— begin Dataset content —
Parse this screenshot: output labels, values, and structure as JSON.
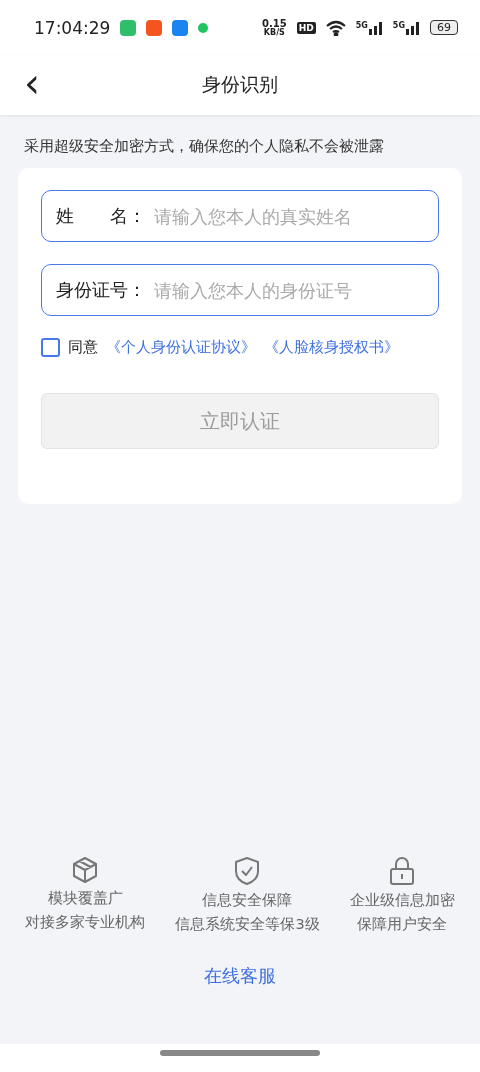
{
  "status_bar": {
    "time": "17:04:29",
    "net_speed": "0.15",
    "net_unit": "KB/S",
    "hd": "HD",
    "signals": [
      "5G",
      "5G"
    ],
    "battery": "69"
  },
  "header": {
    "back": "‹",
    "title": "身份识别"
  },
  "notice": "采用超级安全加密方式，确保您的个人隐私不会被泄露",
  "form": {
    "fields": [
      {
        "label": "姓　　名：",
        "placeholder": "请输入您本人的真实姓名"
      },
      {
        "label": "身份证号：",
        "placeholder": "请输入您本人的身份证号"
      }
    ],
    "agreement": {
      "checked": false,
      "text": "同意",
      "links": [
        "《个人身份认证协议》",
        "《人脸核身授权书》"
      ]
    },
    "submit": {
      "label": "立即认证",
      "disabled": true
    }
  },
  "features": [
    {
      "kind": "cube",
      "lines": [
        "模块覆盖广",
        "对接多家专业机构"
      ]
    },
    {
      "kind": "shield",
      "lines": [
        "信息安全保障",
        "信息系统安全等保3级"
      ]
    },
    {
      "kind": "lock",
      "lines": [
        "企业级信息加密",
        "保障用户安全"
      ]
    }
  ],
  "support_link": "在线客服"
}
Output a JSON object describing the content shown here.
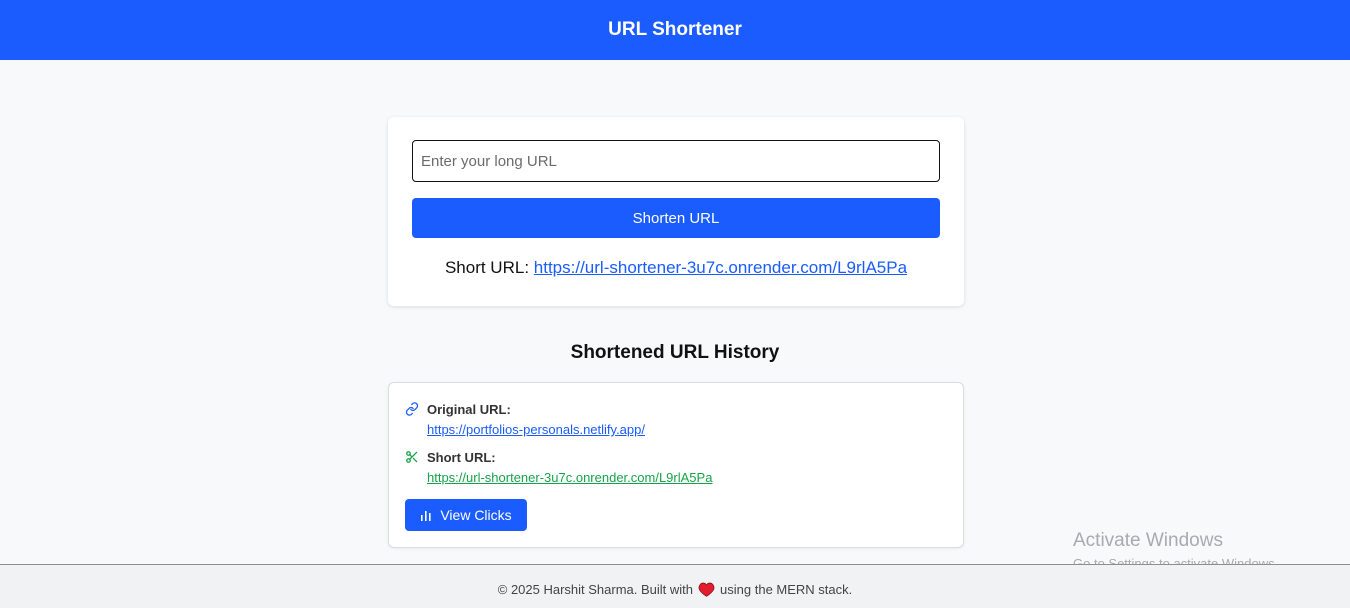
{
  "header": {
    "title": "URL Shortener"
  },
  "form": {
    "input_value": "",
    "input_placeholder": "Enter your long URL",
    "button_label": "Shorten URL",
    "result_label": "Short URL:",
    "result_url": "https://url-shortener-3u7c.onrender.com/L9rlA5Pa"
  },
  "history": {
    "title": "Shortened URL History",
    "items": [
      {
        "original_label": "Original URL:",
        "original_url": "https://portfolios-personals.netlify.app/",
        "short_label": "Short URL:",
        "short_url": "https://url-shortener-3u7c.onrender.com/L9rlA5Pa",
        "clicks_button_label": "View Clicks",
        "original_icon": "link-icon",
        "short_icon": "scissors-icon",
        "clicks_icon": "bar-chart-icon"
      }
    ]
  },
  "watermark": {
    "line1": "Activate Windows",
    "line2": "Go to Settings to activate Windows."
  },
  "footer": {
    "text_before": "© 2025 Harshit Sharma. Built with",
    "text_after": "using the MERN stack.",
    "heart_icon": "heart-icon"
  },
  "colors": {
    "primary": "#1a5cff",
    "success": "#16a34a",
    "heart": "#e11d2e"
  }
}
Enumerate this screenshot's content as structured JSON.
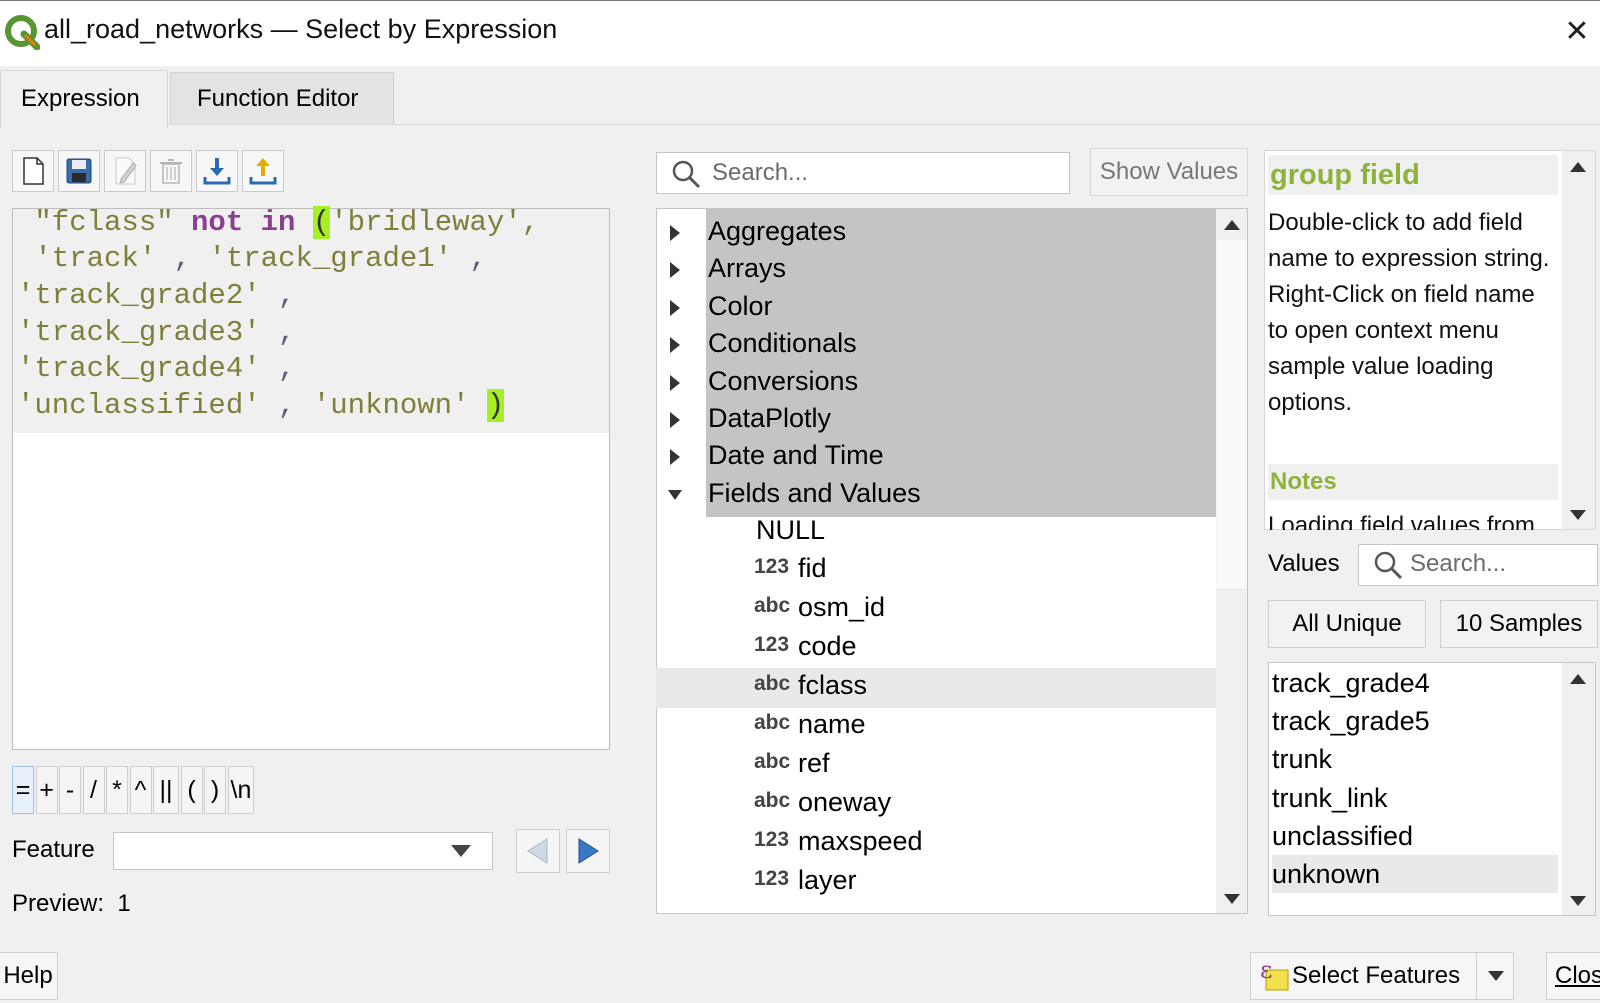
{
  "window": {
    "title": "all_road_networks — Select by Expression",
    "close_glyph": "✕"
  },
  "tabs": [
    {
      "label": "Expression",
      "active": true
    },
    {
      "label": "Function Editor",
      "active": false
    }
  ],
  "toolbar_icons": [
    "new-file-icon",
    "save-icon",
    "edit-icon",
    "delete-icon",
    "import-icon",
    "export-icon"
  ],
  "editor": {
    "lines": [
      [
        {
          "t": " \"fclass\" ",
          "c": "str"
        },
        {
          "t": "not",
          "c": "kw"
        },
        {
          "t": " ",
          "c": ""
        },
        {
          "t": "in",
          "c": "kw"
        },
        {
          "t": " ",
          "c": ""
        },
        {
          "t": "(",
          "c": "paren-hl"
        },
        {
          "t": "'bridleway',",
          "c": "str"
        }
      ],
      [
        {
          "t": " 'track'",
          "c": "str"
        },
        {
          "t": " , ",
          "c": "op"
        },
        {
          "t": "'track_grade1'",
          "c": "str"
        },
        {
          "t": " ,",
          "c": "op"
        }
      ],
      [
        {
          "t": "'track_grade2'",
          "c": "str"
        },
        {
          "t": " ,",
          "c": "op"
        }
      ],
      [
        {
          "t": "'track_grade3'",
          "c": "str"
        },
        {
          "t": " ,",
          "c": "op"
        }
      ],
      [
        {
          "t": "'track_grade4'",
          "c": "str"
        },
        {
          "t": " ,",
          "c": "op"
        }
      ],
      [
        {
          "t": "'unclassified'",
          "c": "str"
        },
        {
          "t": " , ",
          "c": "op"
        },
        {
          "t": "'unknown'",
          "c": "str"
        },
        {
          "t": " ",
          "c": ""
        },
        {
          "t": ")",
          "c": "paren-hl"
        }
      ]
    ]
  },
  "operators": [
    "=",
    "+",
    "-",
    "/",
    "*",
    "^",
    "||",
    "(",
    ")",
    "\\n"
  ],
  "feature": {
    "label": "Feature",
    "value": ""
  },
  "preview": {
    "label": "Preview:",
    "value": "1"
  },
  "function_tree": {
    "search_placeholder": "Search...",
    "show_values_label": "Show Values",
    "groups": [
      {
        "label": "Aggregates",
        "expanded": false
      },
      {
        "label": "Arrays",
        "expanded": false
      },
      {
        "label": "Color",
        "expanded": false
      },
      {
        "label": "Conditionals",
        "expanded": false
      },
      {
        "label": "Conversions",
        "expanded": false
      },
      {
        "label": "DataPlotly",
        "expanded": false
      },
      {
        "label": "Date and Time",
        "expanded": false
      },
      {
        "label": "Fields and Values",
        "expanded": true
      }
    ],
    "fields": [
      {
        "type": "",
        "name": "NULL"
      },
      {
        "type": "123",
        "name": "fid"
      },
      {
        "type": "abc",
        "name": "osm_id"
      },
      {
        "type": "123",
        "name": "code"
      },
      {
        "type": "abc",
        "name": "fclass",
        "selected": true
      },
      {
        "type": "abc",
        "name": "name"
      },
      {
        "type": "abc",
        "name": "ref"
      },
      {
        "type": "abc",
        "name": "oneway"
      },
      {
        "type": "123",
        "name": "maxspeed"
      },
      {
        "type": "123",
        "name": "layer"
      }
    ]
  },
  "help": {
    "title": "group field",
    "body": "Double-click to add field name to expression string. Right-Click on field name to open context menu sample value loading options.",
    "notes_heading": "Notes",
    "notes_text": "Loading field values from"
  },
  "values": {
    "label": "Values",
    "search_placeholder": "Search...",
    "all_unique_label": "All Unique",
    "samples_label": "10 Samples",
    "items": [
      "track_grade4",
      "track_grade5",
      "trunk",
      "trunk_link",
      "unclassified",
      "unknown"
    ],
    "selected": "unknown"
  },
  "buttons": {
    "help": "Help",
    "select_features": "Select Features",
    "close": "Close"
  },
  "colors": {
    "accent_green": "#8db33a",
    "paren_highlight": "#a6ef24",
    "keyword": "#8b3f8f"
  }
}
— end Dataset content —
Instruction:
Transcribe the material as is, with images omitted.

The output:
Parse this screenshot: output labels, values, and structure as JSON.
{
  "status_bar": {
    "time": "17:04:29",
    "net_speed": "0.15",
    "net_unit": "KB/S",
    "hd": "HD",
    "signals": [
      "5G",
      "5G"
    ],
    "battery": "69"
  },
  "header": {
    "back": "‹",
    "title": "身份识别"
  },
  "notice": "采用超级安全加密方式，确保您的个人隐私不会被泄露",
  "form": {
    "fields": [
      {
        "label": "姓　　名：",
        "placeholder": "请输入您本人的真实姓名"
      },
      {
        "label": "身份证号：",
        "placeholder": "请输入您本人的身份证号"
      }
    ],
    "agreement": {
      "checked": false,
      "text": "同意",
      "links": [
        "《个人身份认证协议》",
        "《人脸核身授权书》"
      ]
    },
    "submit": {
      "label": "立即认证",
      "disabled": true
    }
  },
  "features": [
    {
      "kind": "cube",
      "lines": [
        "模块覆盖广",
        "对接多家专业机构"
      ]
    },
    {
      "kind": "shield",
      "lines": [
        "信息安全保障",
        "信息系统安全等保3级"
      ]
    },
    {
      "kind": "lock",
      "lines": [
        "企业级信息加密",
        "保障用户安全"
      ]
    }
  ],
  "support_link": "在线客服"
}
Output a JSON object describing the content shown here.
{
  "header": {
    "title": "URL Shortener"
  },
  "form": {
    "input_value": "",
    "input_placeholder": "Enter your long URL",
    "button_label": "Shorten URL",
    "result_label": "Short URL:",
    "result_url": "https://url-shortener-3u7c.onrender.com/L9rlA5Pa"
  },
  "history": {
    "title": "Shortened URL History",
    "items": [
      {
        "original_label": "Original URL:",
        "original_url": "https://portfolios-personals.netlify.app/",
        "short_label": "Short URL:",
        "short_url": "https://url-shortener-3u7c.onrender.com/L9rlA5Pa",
        "clicks_button_label": "View Clicks",
        "original_icon": "link-icon",
        "short_icon": "scissors-icon",
        "clicks_icon": "bar-chart-icon"
      }
    ]
  },
  "watermark": {
    "line1": "Activate Windows",
    "line2": "Go to Settings to activate Windows."
  },
  "footer": {
    "text_before": "© 2025 Harshit Sharma. Built with",
    "text_after": "using the MERN stack.",
    "heart_icon": "heart-icon"
  },
  "colors": {
    "primary": "#1a5cff",
    "success": "#16a34a",
    "heart": "#e11d2e"
  }
}
Enumerate this screenshot's content as structured JSON.
{
  "window": {
    "title": "all_road_networks — Select by Expression",
    "close_glyph": "✕"
  },
  "tabs": [
    {
      "label": "Expression",
      "active": true
    },
    {
      "label": "Function Editor",
      "active": false
    }
  ],
  "toolbar_icons": [
    "new-file-icon",
    "save-icon",
    "edit-icon",
    "delete-icon",
    "import-icon",
    "export-icon"
  ],
  "editor": {
    "lines": [
      [
        {
          "t": " \"fclass\" ",
          "c": "str"
        },
        {
          "t": "not",
          "c": "kw"
        },
        {
          "t": " ",
          "c": ""
        },
        {
          "t": "in",
          "c": "kw"
        },
        {
          "t": " ",
          "c": ""
        },
        {
          "t": "(",
          "c": "paren-hl"
        },
        {
          "t": "'bridleway',",
          "c": "str"
        }
      ],
      [
        {
          "t": " 'track'",
          "c": "str"
        },
        {
          "t": " , ",
          "c": "op"
        },
        {
          "t": "'track_grade1'",
          "c": "str"
        },
        {
          "t": " ,",
          "c": "op"
        }
      ],
      [
        {
          "t": "'track_grade2'",
          "c": "str"
        },
        {
          "t": " ,",
          "c": "op"
        }
      ],
      [
        {
          "t": "'track_grade3'",
          "c": "str"
        },
        {
          "t": " ,",
          "c": "op"
        }
      ],
      [
        {
          "t": "'track_grade4'",
          "c": "str"
        },
        {
          "t": " ,",
          "c": "op"
        }
      ],
      [
        {
          "t": "'unclassified'",
          "c": "str"
        },
        {
          "t": " , ",
          "c": "op"
        },
        {
          "t": "'unknown'",
          "c": "str"
        },
        {
          "t": " ",
          "c": ""
        },
        {
          "t": ")",
          "c": "paren-hl"
        }
      ]
    ]
  },
  "operators": [
    "=",
    "+",
    "-",
    "/",
    "*",
    "^",
    "||",
    "(",
    ")",
    "\\n"
  ],
  "feature": {
    "label": "Feature",
    "value": ""
  },
  "preview": {
    "label": "Preview:",
    "value": "1"
  },
  "function_tree": {
    "search_placeholder": "Search...",
    "show_values_label": "Show Values",
    "groups": [
      {
        "label": "Aggregates",
        "expanded": false
      },
      {
        "label": "Arrays",
        "expanded": false
      },
      {
        "label": "Color",
        "expanded": false
      },
      {
        "label": "Conditionals",
        "expanded": false
      },
      {
        "label": "Conversions",
        "expanded": false
      },
      {
        "label": "DataPlotly",
        "expanded": false
      },
      {
        "label": "Date and Time",
        "expanded": false
      },
      {
        "label": "Fields and Values",
        "expanded": true
      }
    ],
    "fields": [
      {
        "type": "",
        "name": "NULL"
      },
      {
        "type": "123",
        "name": "fid"
      },
      {
        "type": "abc",
        "name": "osm_id"
      },
      {
        "type": "123",
        "name": "code"
      },
      {
        "type": "abc",
        "name": "fclass",
        "selected": true
      },
      {
        "type": "abc",
        "name": "name"
      },
      {
        "type": "abc",
        "name": "ref"
      },
      {
        "type": "abc",
        "name": "oneway"
      },
      {
        "type": "123",
        "name": "maxspeed"
      },
      {
        "type": "123",
        "name": "layer"
      }
    ]
  },
  "help": {
    "title": "group field",
    "body": "Double-click to add field name to expression string. Right-Click on field name to open context menu sample value loading options.",
    "notes_heading": "Notes",
    "notes_text": "Loading field values from"
  },
  "values": {
    "label": "Values",
    "search_placeholder": "Search...",
    "all_unique_label": "All Unique",
    "samples_label": "10 Samples",
    "items": [
      "track_grade4",
      "track_grade5",
      "trunk",
      "trunk_link",
      "unclassified",
      "unknown"
    ],
    "selected": "unknown"
  },
  "buttons": {
    "help": "Help",
    "select_features": "Select Features",
    "close": "Close"
  },
  "colors": {
    "accent_green": "#8db33a",
    "paren_highlight": "#a6ef24",
    "keyword": "#8b3f8f"
  }
}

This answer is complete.